» Source passage:
As we approach the end of our conversation on creating memories for our children, (see the intro, part I, part II, and part III, as well as quotes and Scriptures on the matter) I will share some specific ways that we pursue particular routines & events to create memories for our children which we hope & pray will solidify the family culture we seek to create in our home & family.
CREATING MEMORIES, IV
how we pursue creating specific memories through
routines & events to solidify that family culture
~bedtime serenades~
Last summer during some power outages (two weeks’ worth, ten days apart from one another), I picked up piano playing again. My pretty little baby grand had been gathering country dust (which honestly is unavoidable where we live) but had also been largely unplayed and unloved in recent years. During those weeks with no cd player, no internet, no videos, no electronic anything… I returned to making music. I pulled out Beethoven, Debussy, Bach, Mozart, Rachmaninoff… along with some collections of other random composers both historical & contemporary… and I simply began to play. But it is hard to play during the day when other things call me… like children… or chores of all various & sundry types. Especially once the electricity returned, and I could cook and clean and launder and internet (can I please use that as a verb? thankyouverymuch) normally again, I found that finding uninterrupted time for music making is really quite difficult.
But the children begged me to play for them, and my husband is more than delighted when I play as well. I do desperately want my children to remember their mother as partly musician, and definitely as a true lover of music.
So it happened: bedtime serenades were born.

» Set exercise: Pick up the passage on creating family memories through bedtime serenades and continue it from the point where it stops. The lines that follow are separate material and have no connection to the passage above.

» Extracted data:
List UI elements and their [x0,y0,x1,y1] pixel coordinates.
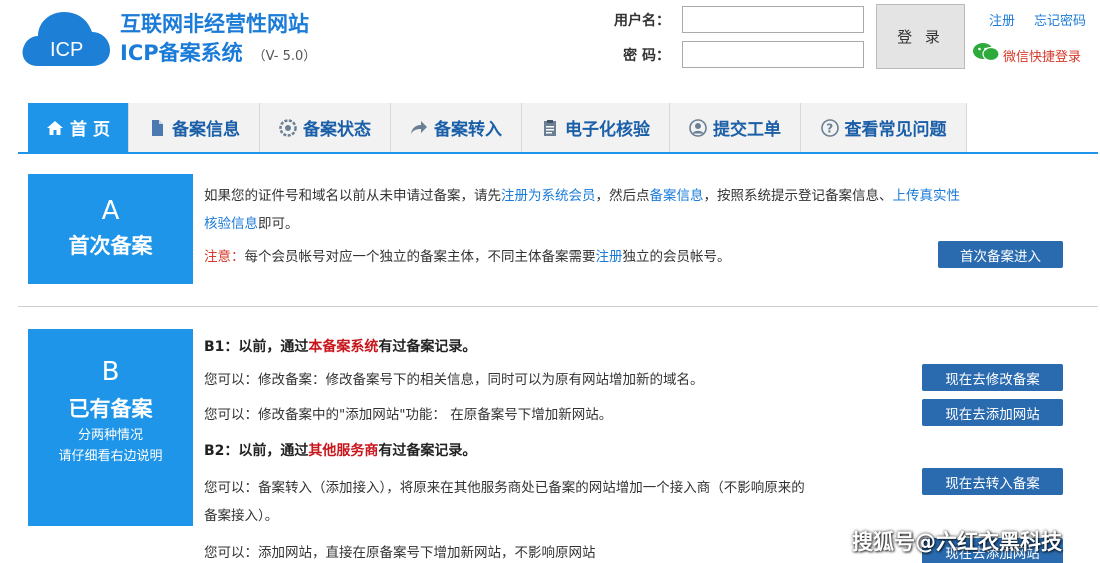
password-label: 密 码： [623,48,670,64]
text-fragment: ，然后点 [595,188,650,204]
text-fragment: 即可。 [258,216,299,232]
b1-line1: 您可以：修改备案：修改备案号下的相关信息，同时可以为原有网站增加新的域名。 [204,372,704,388]
b2-line1: 您可以：备案转入（添加接入），将原来在其他服务商处已备案的网站增加一个接入商（不… [204,474,904,530]
document-icon [152,119,163,136]
transfer-record-button[interactable]: 现在去转入备案 [922,468,1063,495]
record-info-link[interactable]: 备案信息 [650,188,704,204]
section-a-note: 注意：每个会员帐号对应一个独立的备案主体，不同主体备案需要注册独立的会员帐号。 [204,247,924,267]
section-b-sub2: 请仔细看右边说明 [58,449,163,464]
section-a-badge: A 首次备案 [28,174,193,284]
b2-heading: B2：以前，通过其他服务商有过备案记录。 [204,441,476,461]
wechat-icon[interactable] [972,42,1000,62]
tab-label: 查看常见问题 [844,120,947,140]
nav-underline [18,152,1098,154]
login-button[interactable]: 登 录 [876,4,965,69]
text-fragment: B2：以前，通过 [204,443,309,459]
text-fragment: 您可以：备案转入（添加接入），将原来在其他服务商处已备案的网站增加一个接入商（不… [204,480,805,496]
title-line2-text: ICP备案系统 [120,41,243,65]
version-label: （V- 5.0） [252,49,317,64]
tab-record-status[interactable]: 备案状态 [260,103,391,152]
text-fragment: ，按照系统提示登记备案信息、 [703,188,893,204]
text-fragment: 有过备案记录。 [378,443,477,459]
password-input[interactable] [682,41,864,68]
main-nav: 首 页 备案信息 备案状态 备案转入 电子化核验 提交工单 ? 查看常见问题 [28,103,967,152]
tab-record-transfer[interactable]: 备案转入 [391,103,522,152]
register-member-link[interactable]: 注册为系统会员 [501,188,596,204]
title-line2: ICP备案系统 （V- 5.0） [120,38,316,72]
tab-label: 备案状态 [303,120,371,140]
modify-record-button[interactable]: 现在去修改备案 [922,364,1063,391]
watermark: 搜狐号@六红衣黑科技 [852,530,1062,554]
text-fragment: B1：以前，通过 [204,339,309,355]
logo-badge-text: ICP [50,39,83,61]
section-b-sub1: 分两种情况 [77,428,143,443]
section-b-title: 已有备案 [68,397,153,421]
section-b-badge: B 已有备案 分两种情况 请仔细看右边说明 [28,329,193,526]
text-fragment: 独立的会员帐号。 [622,249,731,265]
register-link[interactable]: 注册 [989,10,1015,29]
section-a-description: 如果您的证件号和域名以前从未申请过备案，请先注册为系统会员，然后点备案信息，按照… [204,182,1084,238]
username-input[interactable] [682,6,864,33]
b1-highlight: 本备案系统 [308,339,379,355]
note-label: 注意： [204,249,245,265]
section-divider [18,306,1098,307]
tab-label: 提交工单 [713,120,781,140]
status-icon [279,118,297,137]
b1-heading: B1：以前，通过本备案系统有过备案记录。 [204,337,476,357]
tab-faq[interactable]: ? 查看常见问题 [801,103,967,152]
b2-line2: 您可以：添加网站，直接在原备案号下增加新网站，不影响原网站 [204,545,596,561]
icp-cloud-logo: ICP [22,12,110,66]
transfer-arrow-icon [411,120,427,134]
clipboard-icon [544,119,556,136]
note-register-link[interactable]: 注册 [596,249,623,265]
text-fragment: 有过备案记录。 [378,339,477,355]
tab-label: 电子化核验 [565,120,650,140]
tab-e-verification[interactable]: 电子化核验 [522,103,670,152]
text-fragment: 备案接入）。 [204,508,279,524]
tab-label: 备案转入 [434,120,502,140]
section-a-title: 首次备案 [68,234,153,258]
username-label: 用户名： [614,13,670,29]
title-line1: 互联网非经营性网站 [120,12,309,36]
user-icon [689,118,707,137]
text-fragment: 如果您的证件号和域名以前从未申请过备案，请先 [204,188,501,204]
forgot-password-link[interactable]: 忘记密码 [1034,10,1086,29]
tab-label: 备案信息 [172,120,240,140]
upload-verification-link[interactable]: 上传真实性 [893,188,961,204]
section-a-letter: A [101,196,120,226]
tab-home[interactable]: 首 页 [28,103,129,152]
site-title: 互联网非经营性网站 ICP备案系统 （V- 5.0） [120,10,316,72]
tab-submit-ticket[interactable]: 提交工单 [670,103,801,152]
section-b-letter: B [101,357,120,387]
b2-highlight: 其他服务商 [308,443,379,459]
wechat-login-link[interactable]: 微信快捷登录 [1003,46,1081,65]
first-record-enter-button[interactable]: 首次备案进入 [938,241,1063,268]
tab-record-info[interactable]: 备案信息 [129,103,260,152]
tab-label: 首 页 [70,120,110,140]
b1-line2: 您可以：修改备案中的"添加网站"功能： 在原备案号下增加新网站。 [204,407,613,423]
add-website-button[interactable]: 现在去添加网站 [922,399,1063,426]
text-fragment: 每个会员帐号对应一个独立的备案主体，不同主体备案需要 [244,249,596,265]
svg-text:?: ? [826,121,833,135]
home-icon [47,120,64,135]
upload-verification-link-cont[interactable]: 核验信息 [204,216,258,232]
question-icon: ? [820,118,839,137]
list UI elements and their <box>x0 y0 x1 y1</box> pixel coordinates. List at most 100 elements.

» Task response:
Now, after tucking them in, kissing them, praying for them, and blessing them, I scoot myself over to the piano. I play for roughly thirty minutes, and the children love falling asleep in the midst of it. I guess it’s been a habit for over nine months now, and it is definitely rooted in the evening routine at this point.
Recently, they have begun requesting harp in addition to piano. Sometimes I play one instrument per night, other times I play a little of each. There have also been occasions recently where I simply am too exhausted to play at all, and I beg their forgiveness even as their little pouty lips show me their true disappointment.
So I do my best to keep up with the tradition, and all three of my kids nightly remind me of my musical commitment to serenade them in their beds. It’s funny how such a joy for all five of us has become a habit, part of our evening routine, and now something I hope we will all remember in years to come as something which filled our home with joy, beauty, and melody while the crickets sang and the stars twinkled outside and little ones’ bodies fell into slumber in the comfort of their own little beds.
We don’t risk because it’s easy;
we risk because of hope,
because we see the promise of something better.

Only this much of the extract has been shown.